What to do: Reproduce the records below exactly, leaving out any pictures.
____
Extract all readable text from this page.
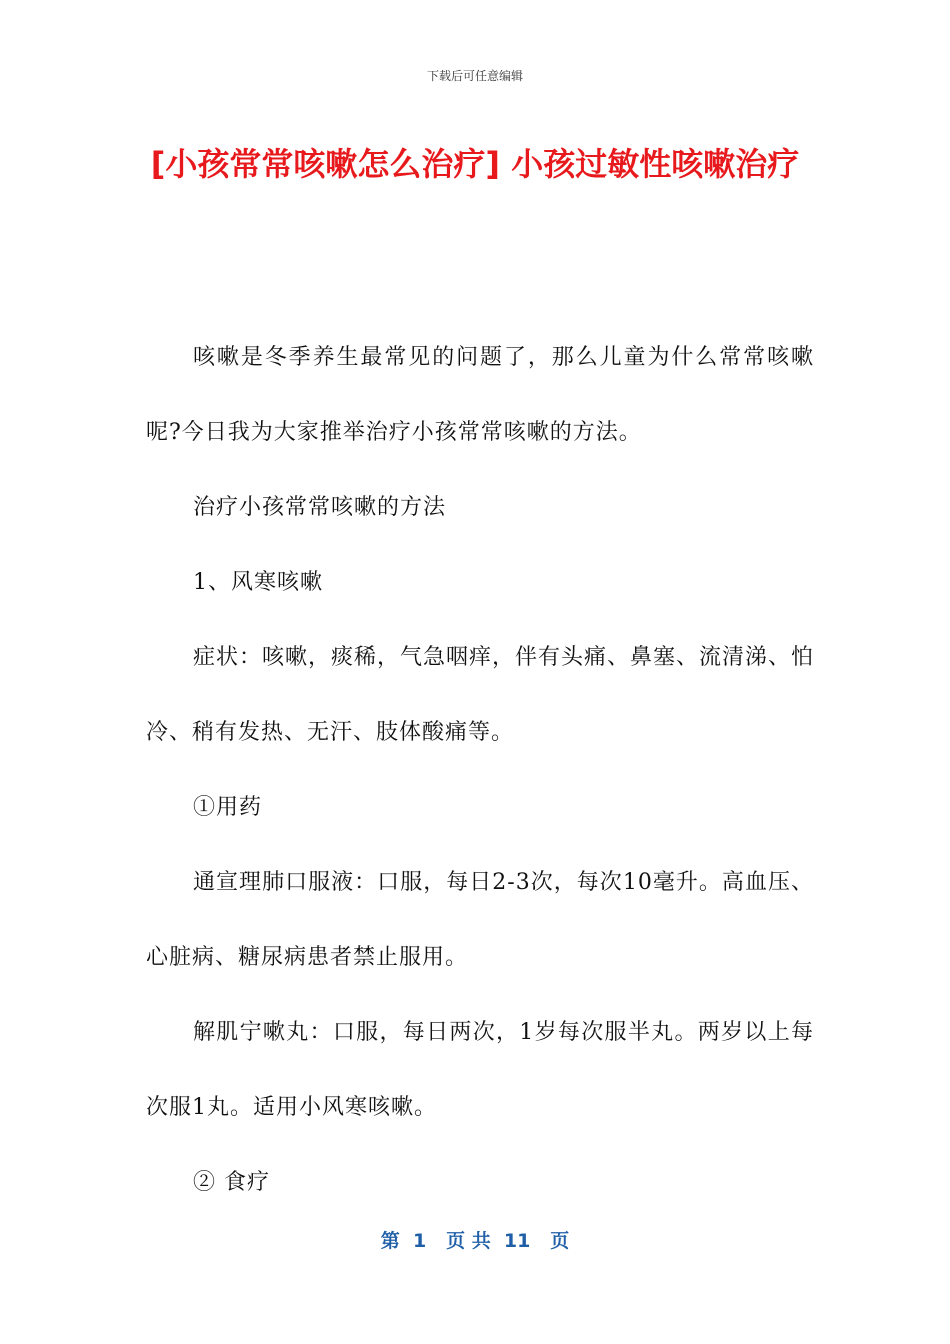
下载后可任意编辑
[小孩常常咳嗽怎么治疗] 小孩过敏性咳嗽治疗

咳嗽是冬季养生最常见的问题了，那么儿童为什么常常咳嗽呢?今日我为大家推举治疗小孩常常咳嗽的方法。

治疗小孩常常咳嗽的方法

1、风寒咳嗽

症状：咳嗽，痰稀，气急咽痒，伴有头痛、鼻塞、流清涕、怕冷、稍有发热、无汗、肢体酸痛等。

①用药

通宣理肺口服液：口服，每日2-3次，每次10毫升。高血压、心脏病、糖尿病患者禁止服用。

解肌宁嗽丸：口服，每日两次，1岁每次服半丸。两岁以上每次服1丸。适用小风寒咳嗽。

② 食疗

第  1   页 共  11   页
____
Full solution:
Extract all readable text from this page.
下载后可任意编辑
[小孩常常咳嗽怎么治疗] 小孩过敏性咳嗽治疗

咳嗽是冬季养生最常见的问题了，那么儿童为什么常常咳嗽呢?今日我为大家推举治疗小孩常常咳嗽的方法。

治疗小孩常常咳嗽的方法

1、风寒咳嗽

症状：咳嗽，痰稀，气急咽痒，伴有头痛、鼻塞、流清涕、怕冷、稍有发热、无汗、肢体酸痛等。

①用药

通宣理肺口服液：口服，每日2-3次，每次10毫升。高血压、心脏病、糖尿病患者禁止服用。

解肌宁嗽丸：口服，每日两次，1岁每次服半丸。两岁以上每次服1丸。适用小风寒咳嗽。

② 食疗

第  1   页 共  11   页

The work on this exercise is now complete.